WHAT YOU HAVE TO DO: Figure out how many lines in the records below hold the string "Westmoreland". That number alone is the answer.

THE DATA:
○ ○ ○ ○ ○
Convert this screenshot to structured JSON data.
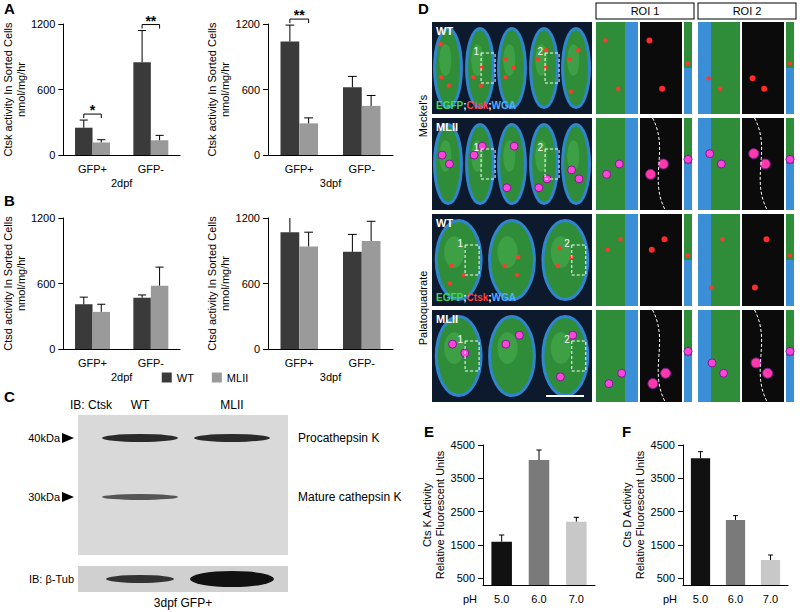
{
  "panel_labels": [
    "A",
    "B",
    "C",
    "D",
    "E",
    "F"
  ],
  "chart_data": [
    {
      "type": "bar",
      "xlabel": "2dpf",
      "ylabel": "Ctsk activity In Sorted Cells\nnmol/mg/hr",
      "categories": [
        "GFP+",
        "GFP-"
      ],
      "series": [
        {
          "name": "WT",
          "color": "#3a3a3a",
          "values": [
            250,
            850
          ],
          "errors": [
            70,
            290
          ]
        },
        {
          "name": "MLII",
          "color": "#9a9a9a",
          "values": [
            115,
            135
          ],
          "errors": [
            25,
            45
          ]
        }
      ],
      "ylim": [
        0,
        1200
      ],
      "yticks": [
        0,
        600,
        1200
      ],
      "grid": false,
      "annotations": [
        {
          "category": "GFP+",
          "text": "*"
        },
        {
          "category": "GFP-",
          "text": "**"
        }
      ]
    },
    {
      "type": "bar",
      "xlabel": "3dpf",
      "ylabel": "Ctsk activity In Sorted Cells\nnmol/mg/hr",
      "categories": [
        "GFP+",
        "GFP-"
      ],
      "series": [
        {
          "name": "WT",
          "color": "#3a3a3a",
          "values": [
            1040,
            620
          ],
          "errors": [
            150,
            100
          ]
        },
        {
          "name": "MLII",
          "color": "#9a9a9a",
          "values": [
            290,
            450
          ],
          "errors": [
            50,
            95
          ]
        }
      ],
      "ylim": [
        0,
        1200
      ],
      "yticks": [
        0,
        600,
        1200
      ],
      "grid": false,
      "annotations": [
        {
          "category": "GFP+",
          "text": "**"
        }
      ]
    },
    {
      "type": "bar",
      "xlabel": "2dpf",
      "ylabel": "Ctsd activity In Sorted Cells\nnmol/mg/hr",
      "categories": [
        "GFP+",
        "GFP-"
      ],
      "series": [
        {
          "name": "WT",
          "color": "#3a3a3a",
          "values": [
            410,
            470
          ],
          "errors": [
            65,
            25
          ]
        },
        {
          "name": "MLII",
          "color": "#9a9a9a",
          "values": [
            340,
            580
          ],
          "errors": [
            70,
            170
          ]
        }
      ],
      "ylim": [
        0,
        1200
      ],
      "yticks": [
        0,
        600,
        1200
      ],
      "grid": false,
      "legend": "bottom"
    },
    {
      "type": "bar",
      "xlabel": "3dpf",
      "ylabel": "Ctsd activity In Sorted Cells\nnmol/mg/hr",
      "categories": [
        "GFP+",
        "GFP-"
      ],
      "series": [
        {
          "name": "WT",
          "color": "#3a3a3a",
          "values": [
            1070,
            890
          ],
          "errors": [
            170,
            160
          ]
        },
        {
          "name": "MLII",
          "color": "#9a9a9a",
          "values": [
            940,
            990
          ],
          "errors": [
            130,
            180
          ]
        }
      ],
      "ylim": [
        0,
        1200
      ],
      "yticks": [
        0,
        600,
        1200
      ],
      "grid": false,
      "legend": "bottom"
    },
    {
      "type": "bar",
      "xlabel": "pH",
      "ylabel": "Cts K Activity\nRelative Fluorescent Units",
      "categories": [
        "5.0",
        "6.0",
        "7.0"
      ],
      "values": [
        1600,
        4050,
        2200
      ],
      "errors": [
        200,
        300,
        130
      ],
      "colors": [
        "#111111",
        "#7a7a7a",
        "#c8c8c8"
      ],
      "ylim": [
        300,
        4500
      ],
      "yticks": [
        500,
        1500,
        2500,
        3500,
        4500
      ],
      "grid": false
    },
    {
      "type": "bar",
      "xlabel": "pH",
      "ylabel": "Cts D Activity\nRelative Fluorescent Units",
      "categories": [
        "5.0",
        "6.0",
        "7.0"
      ],
      "values": [
        4100,
        2250,
        1050
      ],
      "errors": [
        200,
        130,
        150
      ],
      "colors": [
        "#111111",
        "#7a7a7a",
        "#c8c8c8"
      ],
      "ylim": [
        300,
        4500
      ],
      "yticks": [
        500,
        1500,
        2500,
        3500,
        4500
      ],
      "grid": false
    }
  ],
  "blot": {
    "probe": "IB: Ctsk",
    "lanes": [
      "WT",
      "MLII"
    ],
    "markers": [
      {
        "label": "40kDa",
        "band": "Procathepsin K",
        "present": [
          "WT",
          "MLII"
        ]
      },
      {
        "label": "30kDa",
        "band": "Mature cathepsin K",
        "present": [
          "WT"
        ]
      }
    ],
    "loading_control": "IB: β-Tub",
    "sample": "3dpf GFP+"
  },
  "micrographs": {
    "columns": [
      "ROI 1",
      "ROI 2"
    ],
    "stain": "EGFP;Ctsk;WGA",
    "roi_numbers": [
      "1",
      "2"
    ],
    "groups": [
      {
        "tissue": "Meckel's",
        "rows": [
          "WT",
          "MLII"
        ]
      },
      {
        "tissue": "Palatoquadrate",
        "rows": [
          "WT",
          "MLII"
        ]
      }
    ]
  }
}
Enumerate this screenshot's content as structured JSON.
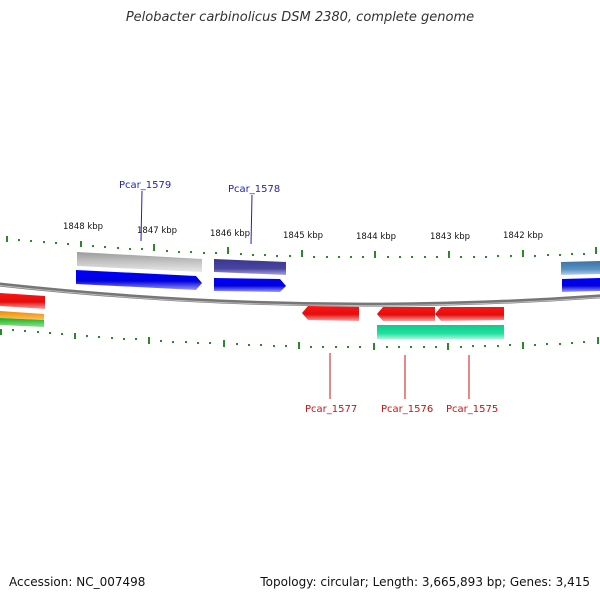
{
  "title": "Pelobacter carbinolicus DSM 2380, complete genome",
  "footer": {
    "accession": "Accession: NC_007498",
    "summary": "Topology: circular; Length: 3,665,893 bp; Genes: 3,415"
  },
  "colors": {
    "backbone": "#777777",
    "tick": "#2a8a2a",
    "cds_forward": "#0000f0",
    "cds_reverse": "#ef0d0d",
    "label_forward": "#1f1fc8",
    "label_reverse": "#d01010",
    "teal": "#1fd99a",
    "gray": "#b4b4b4",
    "purple": "#443f99",
    "steelblue": "#4a82b3"
  },
  "scale_labels": [
    "1848 kbp",
    "1847 kbp",
    "1846 kbp",
    "1845 kbp",
    "1844 kbp",
    "1843 kbp",
    "1842 kbp"
  ],
  "gene_labels": [
    {
      "name": "Pcar_1579",
      "strand": "forward"
    },
    {
      "name": "Pcar_1578",
      "strand": "forward"
    },
    {
      "name": "Pcar_1577",
      "strand": "reverse"
    },
    {
      "name": "Pcar_1576",
      "strand": "reverse"
    },
    {
      "name": "Pcar_1575",
      "strand": "reverse"
    }
  ]
}
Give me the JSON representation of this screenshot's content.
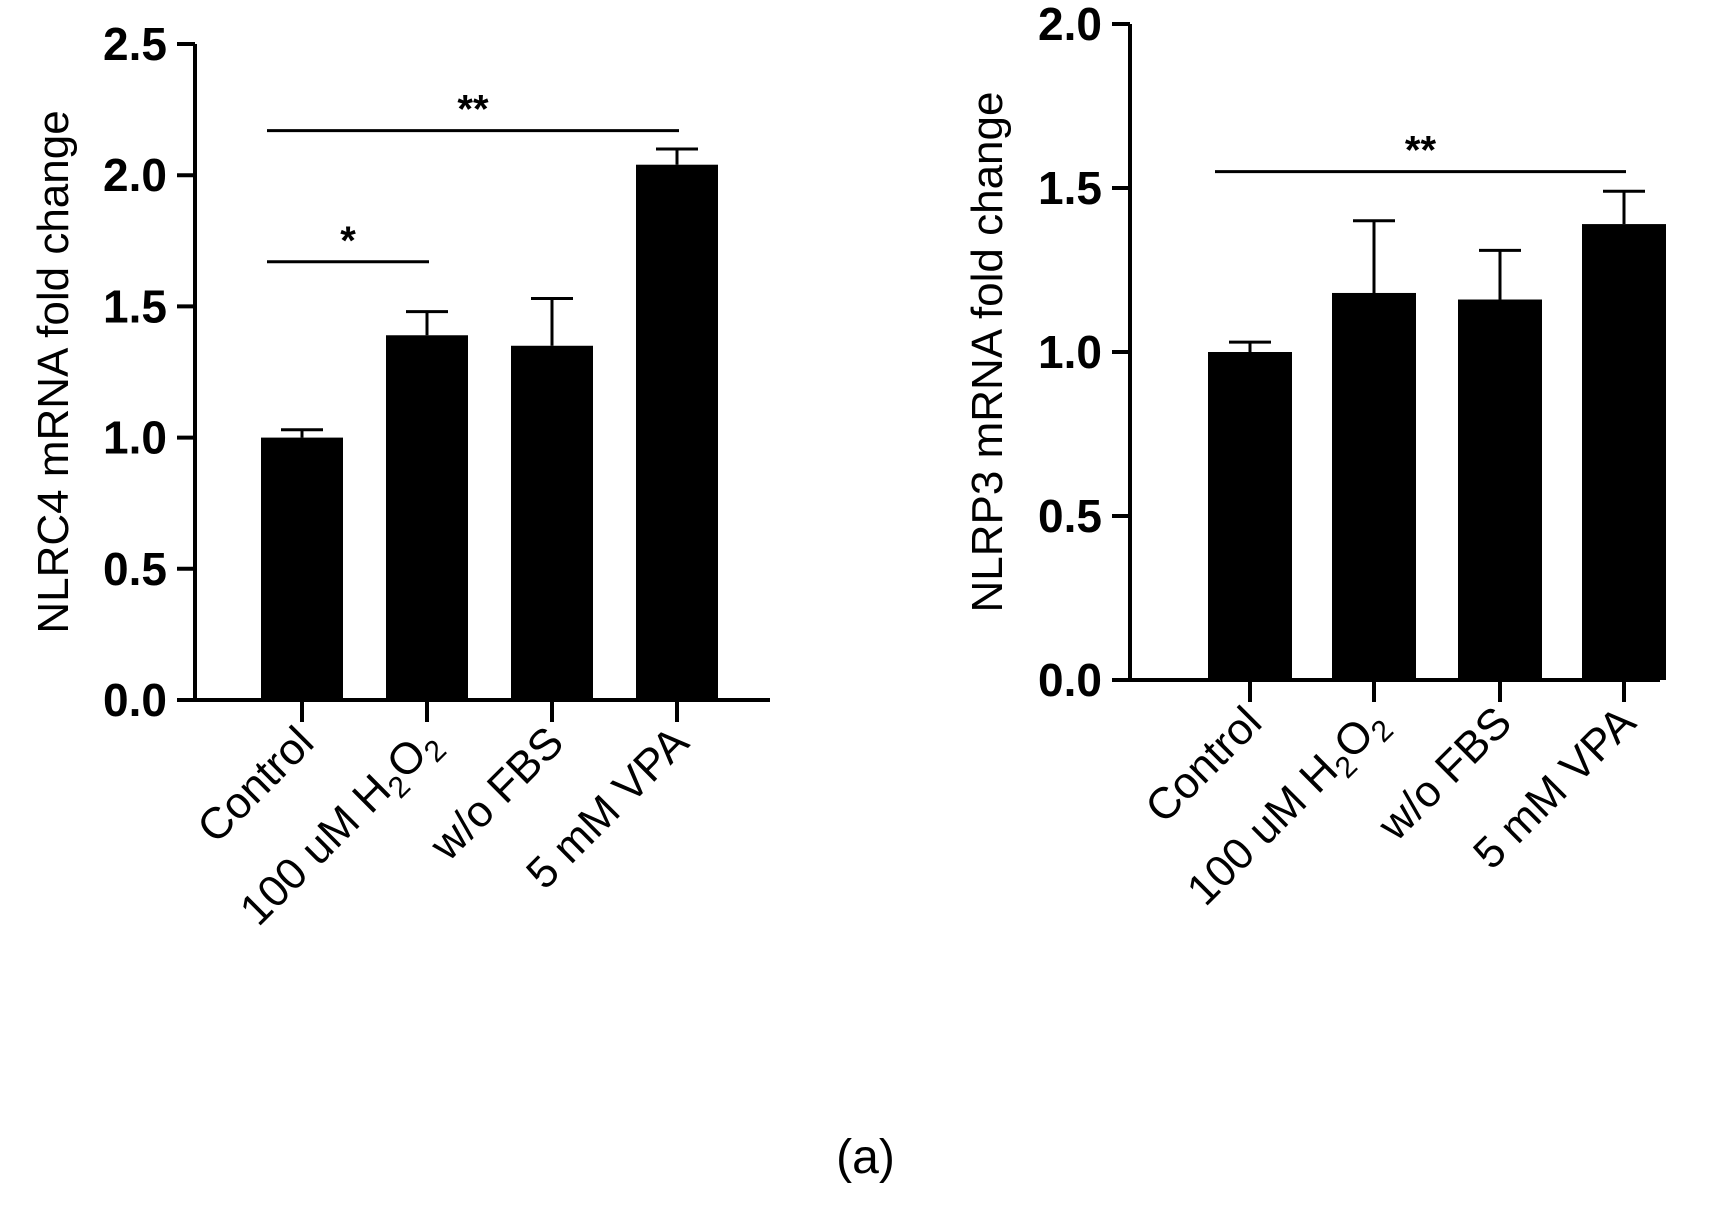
{
  "chart_data": [
    {
      "type": "bar",
      "categories": [
        "Control",
        "100 uM H2O2",
        "w/o FBS",
        "5 mM VPA"
      ],
      "category_labels": [
        {
          "pre": "Control",
          "sub": [],
          "post": ""
        },
        {
          "pre": "100 uM H",
          "sub": [
            "2",
            "2"
          ],
          "mid": "O",
          "post": ""
        },
        {
          "pre": "w/o FBS",
          "sub": [],
          "post": ""
        },
        {
          "pre": "5 mM VPA",
          "sub": [],
          "post": ""
        }
      ],
      "values": [
        1.0,
        1.39,
        1.35,
        2.04
      ],
      "errors": [
        0.03,
        0.09,
        0.18,
        0.06
      ],
      "ylabel": "NLRC4  mRNA  fold change",
      "ylim": [
        0,
        2.5
      ],
      "yticks": [
        "0.0",
        "0.5",
        "1.0",
        "1.5",
        "2.0",
        "2.5"
      ],
      "ytick_values": [
        0,
        0.5,
        1.0,
        1.5,
        2.0,
        2.5
      ],
      "significance": [
        {
          "from": 0,
          "to": 1,
          "y": 1.67,
          "label": "*"
        },
        {
          "from": 0,
          "to": 3,
          "y": 2.17,
          "label": "**"
        }
      ]
    },
    {
      "type": "bar",
      "categories": [
        "Control",
        "100 uM H2O2",
        "w/o FBS",
        "5 mM VPA"
      ],
      "category_labels": [
        {
          "pre": "Control",
          "sub": [],
          "post": ""
        },
        {
          "pre": "100 uM H",
          "sub": [
            "2",
            "2"
          ],
          "mid": "O",
          "post": ""
        },
        {
          "pre": "w/o FBS",
          "sub": [],
          "post": ""
        },
        {
          "pre": "5 mM VPA",
          "sub": [],
          "post": ""
        }
      ],
      "values": [
        1.0,
        1.18,
        1.16,
        1.39
      ],
      "errors": [
        0.03,
        0.22,
        0.15,
        0.1
      ],
      "ylabel": "NLRP3  mRNA  fold change",
      "ylim": [
        0,
        2.0
      ],
      "yticks": [
        "0.0",
        "0.5",
        "1.0",
        "1.5",
        "2.0"
      ],
      "ytick_values": [
        0,
        0.5,
        1.0,
        1.5,
        2.0
      ],
      "significance": [
        {
          "from": 0,
          "to": 3,
          "y": 1.55,
          "label": "**"
        }
      ]
    }
  ],
  "caption": "(a)",
  "colors": {
    "bar": "#000000",
    "axis": "#000000",
    "background": "#ffffff"
  }
}
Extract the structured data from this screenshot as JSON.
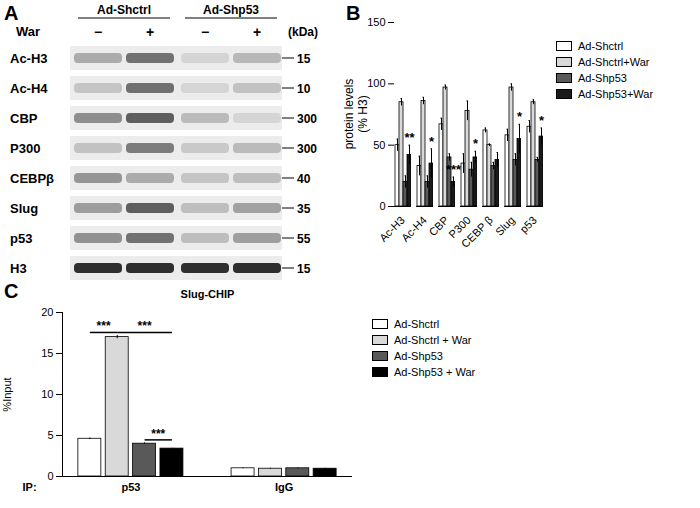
{
  "blot": {
    "panel": "A",
    "groups": [
      "Ad-Shctrl",
      "Ad-Shp53"
    ],
    "treatment": "War",
    "lanes": [
      "−",
      "+",
      "−",
      "+"
    ],
    "unit": "(kDa)",
    "rows": [
      {
        "label": "Ac-H3",
        "kda": 15
      },
      {
        "label": "Ac-H4",
        "kda": 10
      },
      {
        "label": "CBP",
        "kda": 300
      },
      {
        "label": "P300",
        "kda": 300
      },
      {
        "label": "CEBPβ",
        "kda": 40
      },
      {
        "label": "Slug",
        "kda": 35
      },
      {
        "label": "p53",
        "kda": 55
      },
      {
        "label": "H3",
        "kda": 15
      }
    ]
  },
  "chart_data": [
    {
      "panel": "B",
      "type": "bar",
      "ylabel": [
        "protein levels",
        "(% H3)"
      ],
      "categories": [
        "Ac-H3",
        "Ac-H4",
        "CBP",
        "P300",
        "CEBP β",
        "Slug",
        "p53"
      ],
      "series": [
        {
          "name": "Ad-Shctrl",
          "color": "#ffffff",
          "values": [
            50,
            33,
            67,
            35,
            62,
            58,
            65
          ],
          "errors": [
            5,
            8,
            5,
            8,
            2,
            5,
            5
          ]
        },
        {
          "name": "Ad-Shctrl+War",
          "color": "#d9d9d9",
          "values": [
            85,
            86,
            97,
            78,
            50,
            97,
            85
          ],
          "errors": [
            3,
            3,
            2,
            8,
            1,
            3,
            2
          ]
        },
        {
          "name": "Ad-Shp53",
          "color": "#595959",
          "values": [
            20,
            20,
            40,
            30,
            33,
            38,
            38
          ],
          "errors": [
            5,
            5,
            3,
            6,
            3,
            5,
            2
          ]
        },
        {
          "name": "Ad-Shp53+War",
          "color": "#1a1a1a",
          "values": [
            42,
            35,
            20,
            40,
            38,
            55,
            57
          ],
          "errors": [
            8,
            12,
            4,
            5,
            6,
            12,
            7
          ]
        }
      ],
      "annotations": [
        {
          "category": "Ac-H3",
          "series": "Ad-Shp53+War",
          "text": "**"
        },
        {
          "category": "Ac-H4",
          "series": "Ad-Shp53+War",
          "text": "*"
        },
        {
          "category": "CBP",
          "series": "Ad-Shp53+War",
          "text": "***"
        },
        {
          "category": "P300",
          "series": "Ad-Shp53+War",
          "text": "*"
        },
        {
          "category": "Slug",
          "series": "Ad-Shp53+War",
          "text": "*"
        },
        {
          "category": "p53",
          "series": "Ad-Shp53+War",
          "text": "*"
        }
      ],
      "ylim": [
        0,
        150
      ],
      "yticks": [
        0,
        50,
        100,
        150
      ],
      "legend": "right"
    },
    {
      "panel": "C",
      "type": "bar",
      "title": "Slug-CHIP",
      "xlabel": "IP:",
      "ylabel": "%Input",
      "categories": [
        "p53",
        "IgG"
      ],
      "series": [
        {
          "name": "Ad-Shctrl",
          "color": "#ffffff",
          "values": [
            4.6,
            1.0
          ],
          "errors": [
            0.1,
            0.05
          ]
        },
        {
          "name": "Ad-Shctrl + War",
          "color": "#d9d9d9",
          "values": [
            17.0,
            0.95
          ],
          "errors": [
            0.2,
            0.05
          ]
        },
        {
          "name": "Ad-Shp53",
          "color": "#595959",
          "values": [
            4.0,
            1.0
          ],
          "errors": [
            0.1,
            0.05
          ]
        },
        {
          "name": "Ad-Shp53 + War",
          "color": "#000000",
          "values": [
            3.4,
            0.95
          ],
          "errors": [
            0.05,
            0.05
          ]
        }
      ],
      "comparisons": [
        {
          "category": "p53",
          "from": "Ad-Shctrl",
          "to": "Ad-Shctrl + War",
          "text": "***"
        },
        {
          "category": "p53",
          "from": "Ad-Shctrl + War",
          "to": "Ad-Shp53 + War",
          "text": "***"
        },
        {
          "category": "p53",
          "from": "Ad-Shp53",
          "to": "Ad-Shp53 + War",
          "text": "***"
        }
      ],
      "ylim": [
        0,
        20
      ],
      "yticks": [
        0,
        5,
        10,
        15,
        20
      ],
      "legend": "right"
    }
  ]
}
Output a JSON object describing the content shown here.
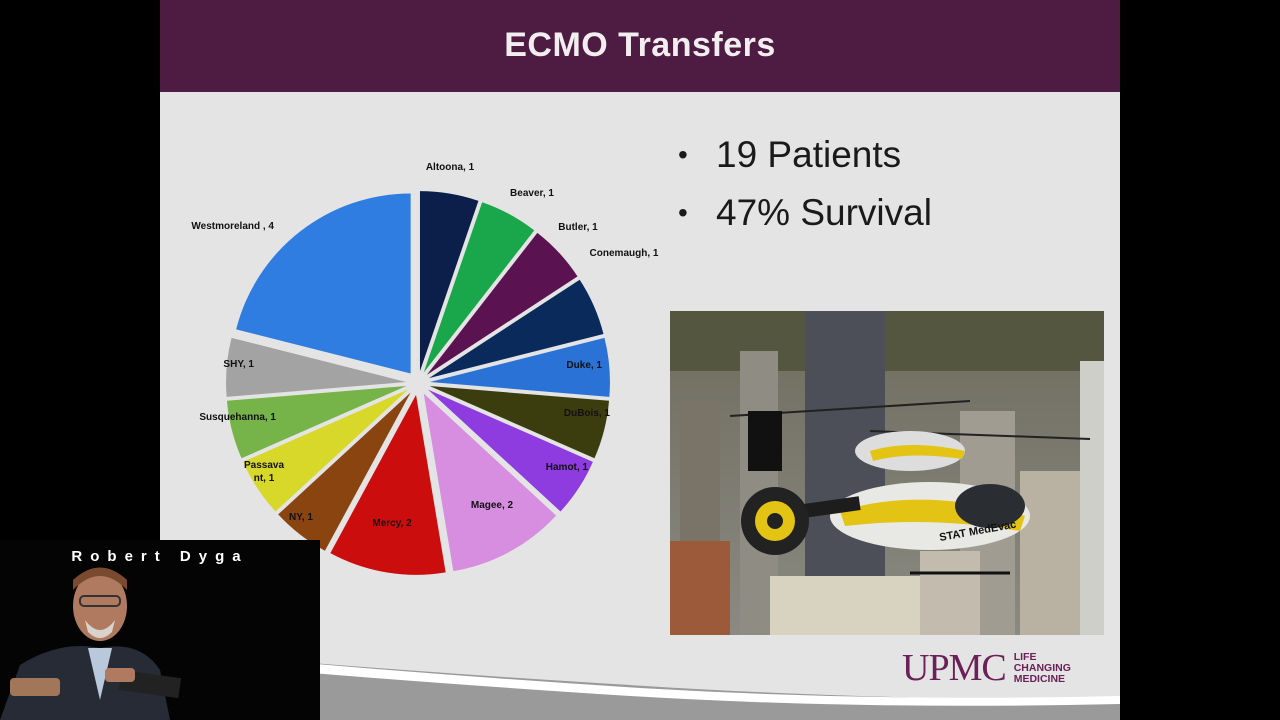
{
  "slide": {
    "title": "ECMO Transfers",
    "bullets": [
      "19 Patients",
      "47% Survival"
    ]
  },
  "chart_data": {
    "type": "pie",
    "slices": [
      {
        "label": "Altoona, 1",
        "name": "Altoona",
        "value": 1,
        "color": "#0b1f4a"
      },
      {
        "label": "Beaver, 1",
        "name": "Beaver",
        "value": 1,
        "color": "#1aa64a"
      },
      {
        "label": "Butler, 1",
        "name": "Butler",
        "value": 1,
        "color": "#5a1250"
      },
      {
        "label": "Conemaugh, 1",
        "name": "Conemaugh",
        "value": 1,
        "color": "#0a2a5c"
      },
      {
        "label": "Duke, 1",
        "name": "Duke",
        "value": 1,
        "color": "#2a72d6"
      },
      {
        "label": "DuBois, 1",
        "name": "DuBois",
        "value": 1,
        "color": "#3b3d0f"
      },
      {
        "label": "Hamot, 1",
        "name": "Hamot",
        "value": 1,
        "color": "#8e3be0"
      },
      {
        "label": "Magee, 2",
        "name": "Magee",
        "value": 2,
        "color": "#d78ee0"
      },
      {
        "label": "Mercy, 2",
        "name": "Mercy",
        "value": 2,
        "color": "#cc0d0d"
      },
      {
        "label": "NY, 1",
        "name": "NY",
        "value": 1,
        "color": "#8a4410"
      },
      {
        "label": "Passava nt, 1",
        "name": "Passavant",
        "value": 1,
        "color": "#d8d82a"
      },
      {
        "label": "Susquehanna, 1",
        "name": "Susquehanna",
        "value": 1,
        "color": "#76b348"
      },
      {
        "label": "SHY, 1",
        "name": "SHY",
        "value": 1,
        "color": "#a3a3a3"
      },
      {
        "label": "Westmoreland , 4",
        "name": "Westmoreland",
        "value": 4,
        "color": "#2f7de0"
      }
    ]
  },
  "branding": {
    "name": "UPMC",
    "tagline_lines": [
      "LIFE",
      "CHANGING",
      "MEDICINE"
    ],
    "color": "#6b2059"
  },
  "photo": {
    "aircraft_tail_text": "STAT MedEvac"
  },
  "speaker": {
    "name": "Robert Dyga"
  },
  "colors": {
    "header": "#4e1c42",
    "slide_bg": "#e4e4e4"
  }
}
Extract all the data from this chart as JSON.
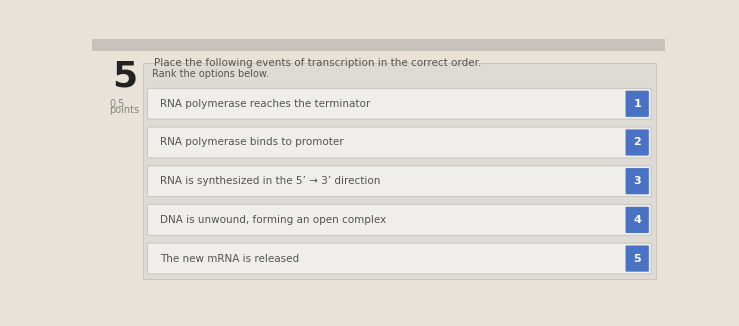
○ ○ ○ ○ ○
ANSWER AREA: 2